**GIVEN DATA**
▶
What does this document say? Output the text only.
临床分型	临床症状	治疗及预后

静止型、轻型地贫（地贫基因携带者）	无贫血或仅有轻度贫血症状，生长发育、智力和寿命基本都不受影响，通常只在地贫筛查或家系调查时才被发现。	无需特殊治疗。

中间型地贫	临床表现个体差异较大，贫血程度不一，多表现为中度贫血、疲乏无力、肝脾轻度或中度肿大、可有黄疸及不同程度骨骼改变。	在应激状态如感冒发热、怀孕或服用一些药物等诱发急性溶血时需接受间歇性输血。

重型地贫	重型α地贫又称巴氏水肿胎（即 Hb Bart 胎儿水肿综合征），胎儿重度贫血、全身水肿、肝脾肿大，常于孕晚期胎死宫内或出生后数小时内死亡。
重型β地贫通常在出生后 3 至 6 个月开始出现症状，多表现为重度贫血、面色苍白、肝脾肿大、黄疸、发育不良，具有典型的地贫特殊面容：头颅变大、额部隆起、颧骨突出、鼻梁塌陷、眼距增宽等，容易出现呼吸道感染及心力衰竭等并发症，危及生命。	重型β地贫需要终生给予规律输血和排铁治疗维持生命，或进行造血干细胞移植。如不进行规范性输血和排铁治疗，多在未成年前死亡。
◀
**SHORT PROBLEM**
Reproduce the data shown above exactly.

**RIGHT ANSWER**
What does this document say? Output the text only.
临床分型	临床症状	治疗及预后

静止型、轻型地贫（地贫基因携带者）	无贫血或仅有轻度贫血症状，生长发育、智力和寿命基本都不受影响，通常只在地贫筛查或家系调查时才被发现。	无需特殊治疗。

中间型地贫	临床表现个体差异较大，贫血程度不一，多表现为中度贫血、疲乏无力、肝脾轻度或中度肿大、可有黄疸及不同程度骨骼改变。	在应激状态如感冒发热、怀孕或服用一些药物等诱发急性溶血时需接受间歇性输血。

重型地贫	重型α地贫又称巴氏水肿胎（即 Hb Bart 胎儿水肿综合征），胎儿重度贫血、全身水肿、肝脾肿大，常于孕晚期胎死宫内或出生后数小时内死亡。
重型β地贫通常在出生后 3 至 6 个月开始出现症状，多表现为重度贫血、面色苍白、肝脾肿大、黄疸、发育不良，具有典型的地贫特殊面容：头颅变大、额部隆起、颧骨突出、鼻梁塌陷、眼距增宽等，容易出现呼吸道感染及心力衰竭等并发症，危及生命。	重型β地贫需要终生给予规律输血和排铁治疗维持生命，或进行造血干细胞移植。如不进行规范性输血和排铁治疗，多在未成年前死亡。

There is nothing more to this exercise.